--- BEGIN ---
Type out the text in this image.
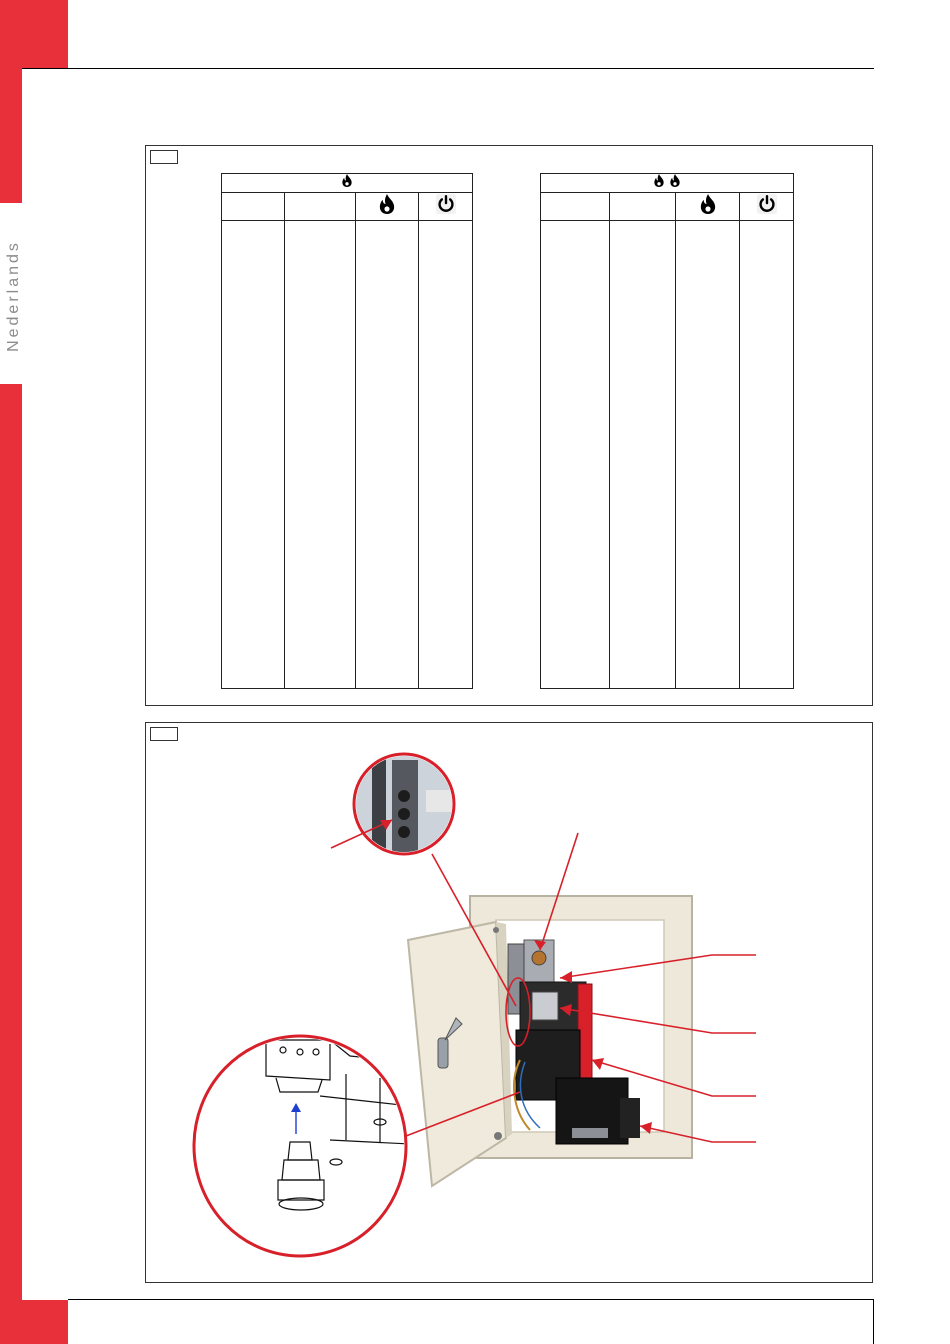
Nederlands
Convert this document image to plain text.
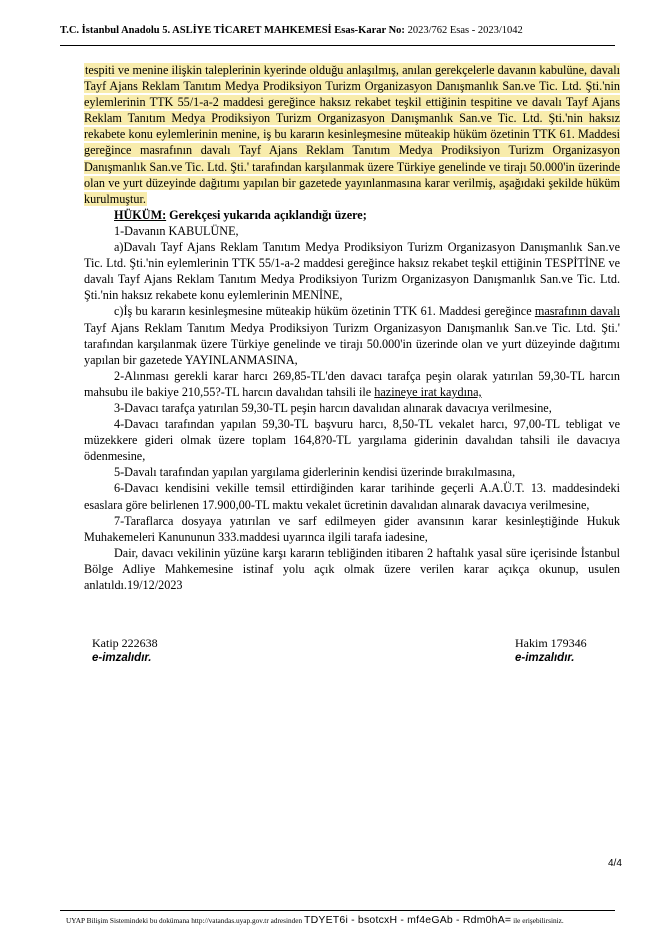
T.C. İstanbul Anadolu 5. ASLİYE TİCARET MAHKEMESİ Esas-Karar No: 2023/762 Esas - 2023/1042

tespiti ve menine ilişkin taleplerinin kyerinde olduğu anlaşılmış, anılan gerekçelerle davanın kabulüne, davalı Tayf Ajans Reklam Tanıtım Medya Prodiksiyon Turizm Organizasyon Danışmanlık San.ve Tic. Ltd. Şti.'nin eylemlerinin TTK 55/1-a-2 maddesi gereğince haksız rekabet teşkil ettiğinin tespitine ve davalı Tayf Ajans Reklam Tanıtım Medya Prodiksiyon Turizm Organizasyon Danışmanlık San.ve Tic. Ltd. Şti.'nin haksız rekabete konu eylemlerinin menine, iş bu kararın kesinleşmesine müteakip hüküm özetinin TTK 61. Maddesi gereğince masrafının davalı Tayf Ajans Reklam Tanıtım Medya Prodiksiyon Turizm Organizasyon Danışmanlık San.ve Tic. Ltd. Şti.' tarafından karşılanmak üzere Türkiye genelinde ve tirajı 50.000'in üzerinde olan ve yurt düzeyinde dağıtımı yapılan bir gazetede yayınlanmasına karar verilmiş, aşağıdaki şekilde hüküm kurulmuştur.

HÜKÜM: Gerekçesi yukarıda açıklandığı üzere;

1-Davanın KABULÜNE,

a)Davalı Tayf Ajans Reklam Tanıtım Medya Prodiksiyon Turizm Organizasyon Danışmanlık San.ve Tic. Ltd. Şti.'nin eylemlerinin TTK 55/1-a-2 maddesi gereğince haksız rekabet teşkil ettiğinin TESPİTİNE ve davalı Tayf Ajans Reklam Tanıtım Medya Prodiksiyon Turizm Organizasyon Danışmanlık San.ve Tic. Ltd. Şti.'nin haksız rekabete konu eylemlerinin MENİNE,

c)İş bu kararın kesinleşmesine müteakip hüküm özetinin TTK 61. Maddesi gereğince masrafının davalı Tayf Ajans Reklam Tanıtım Medya Prodiksiyon Turizm Organizasyon Danışmanlık San.ve Tic. Ltd. Şti.' tarafından karşılanmak üzere Türkiye genelinde ve tirajı 50.000'in üzerinde olan ve yurt düzeyinde dağıtımı yapılan bir gazetede YAYINLANMASINA,

2-Alınması gerekli karar harcı 269,85-TL'den davacı tarafça peşin olarak yatırılan 59,30-TL harcın mahsubu ile bakiye 210,55?-TL harcın davalıdan tahsili ile hazineye irat kaydına,

3-Davacı tarafça yatırılan 59,30-TL peşin harcın davalıdan alınarak davacıya verilmesine,

4-Davacı tarafından yapılan 59,30-TL başvuru harcı, 8,50-TL vekalet harcı, 97,00-TL tebligat ve müzekkere gideri olmak üzere toplam 164,8?0-TL yargılama giderinin davalıdan tahsili ile davacıya ödenmesine,

5-Davalı tarafından yapılan yargılama giderlerinin kendisi üzerinde bırakılmasına,

6-Davacı kendisini vekille temsil ettirdiğinden karar tarihinde geçerli A.A.Ü.T. 13. maddesindeki esaslara göre belirlenen 17.900,00-TL maktu vekalet ücretinin davalıdan alınarak davacıya verilmesine,

7-Taraflarca dosyaya yatırılan ve sarf edilmeyen gider avansının karar kesinleştiğinde Hukuk Muhakemeleri Kanununun 333.maddesi uyarınca ilgili tarafa iadesine,

Dair, davacı vekilinin yüzüne karşı kararın tebliğinden itibaren 2 haftalık yasal süre içerisinde İstanbul Bölge Adliye Mahkemesine istinaf yolu açık olmak üzere verilen karar açıkça okunup, usulen anlatıldı.19/12/2023

Katip 222638
e-imzalıdır.
Hakim 179346
e-imzalıdır.
4/4
UYAP Bilişim Sistemindeki bu dokümana http://vatandas.uyap.gov.tr adresinden TDYET6i - bsotcxH - mf4eGAb - Rdm0hA= ile erişebilirsiniz.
--- END ---
> Task
Among the entries above, how many lines hold the string "tirajı"? Respond with nothing but the number.

> Reply
2